==== DATA FOR THIS TASK ====

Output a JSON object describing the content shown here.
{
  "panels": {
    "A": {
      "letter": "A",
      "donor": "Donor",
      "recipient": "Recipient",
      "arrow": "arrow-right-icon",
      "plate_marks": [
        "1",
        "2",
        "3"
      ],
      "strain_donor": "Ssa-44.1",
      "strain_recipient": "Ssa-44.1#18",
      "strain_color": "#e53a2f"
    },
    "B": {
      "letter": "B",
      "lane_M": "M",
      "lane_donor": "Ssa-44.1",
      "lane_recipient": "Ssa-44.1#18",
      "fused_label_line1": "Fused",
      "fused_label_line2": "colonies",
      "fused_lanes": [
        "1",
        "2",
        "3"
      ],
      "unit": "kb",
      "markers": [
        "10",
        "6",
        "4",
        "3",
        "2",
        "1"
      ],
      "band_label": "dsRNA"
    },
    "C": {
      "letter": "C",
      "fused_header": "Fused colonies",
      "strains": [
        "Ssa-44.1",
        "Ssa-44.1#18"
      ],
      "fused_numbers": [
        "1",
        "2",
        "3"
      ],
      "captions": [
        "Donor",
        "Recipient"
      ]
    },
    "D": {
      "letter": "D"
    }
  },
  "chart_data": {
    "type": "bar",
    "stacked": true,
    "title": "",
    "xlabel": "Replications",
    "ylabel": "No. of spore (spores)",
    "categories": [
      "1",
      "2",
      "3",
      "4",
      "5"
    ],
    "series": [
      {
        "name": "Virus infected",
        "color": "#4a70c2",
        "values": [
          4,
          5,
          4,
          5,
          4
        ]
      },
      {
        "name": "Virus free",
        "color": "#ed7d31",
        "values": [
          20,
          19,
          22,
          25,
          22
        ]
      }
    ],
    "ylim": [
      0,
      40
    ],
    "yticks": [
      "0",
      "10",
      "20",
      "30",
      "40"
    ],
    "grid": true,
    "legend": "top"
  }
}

====

» TASK TO COMPLETE: Every line of the data above should be retyped precisely.

» EXERCISE SOLUTION:
Output a JSON object describing the content shown here.
{
  "panels": {
    "A": {
      "letter": "A",
      "donor": "Donor",
      "recipient": "Recipient",
      "arrow": "arrow-right-icon",
      "plate_marks": [
        "1",
        "2",
        "3"
      ],
      "strain_donor": "Ssa-44.1",
      "strain_recipient": "Ssa-44.1#18",
      "strain_color": "#e53a2f"
    },
    "B": {
      "letter": "B",
      "lane_M": "M",
      "lane_donor": "Ssa-44.1",
      "lane_recipient": "Ssa-44.1#18",
      "fused_label_line1": "Fused",
      "fused_label_line2": "colonies",
      "fused_lanes": [
        "1",
        "2",
        "3"
      ],
      "unit": "kb",
      "markers": [
        "10",
        "6",
        "4",
        "3",
        "2",
        "1"
      ],
      "band_label": "dsRNA"
    },
    "C": {
      "letter": "C",
      "fused_header": "Fused colonies",
      "strains": [
        "Ssa-44.1",
        "Ssa-44.1#18"
      ],
      "fused_numbers": [
        "1",
        "2",
        "3"
      ],
      "captions": [
        "Donor",
        "Recipient"
      ]
    },
    "D": {
      "letter": "D"
    }
  },
  "chart_data": {
    "type": "bar",
    "stacked": true,
    "title": "",
    "xlabel": "Replications",
    "ylabel": "No. of spore (spores)",
    "categories": [
      "1",
      "2",
      "3",
      "4",
      "5"
    ],
    "series": [
      {
        "name": "Virus infected",
        "color": "#4a70c2",
        "values": [
          4,
          5,
          4,
          5,
          4
        ]
      },
      {
        "name": "Virus free",
        "color": "#ed7d31",
        "values": [
          20,
          19,
          22,
          25,
          22
        ]
      }
    ],
    "ylim": [
      0,
      40
    ],
    "yticks": [
      "0",
      "10",
      "20",
      "30",
      "40"
    ],
    "grid": true,
    "legend": "top"
  }
}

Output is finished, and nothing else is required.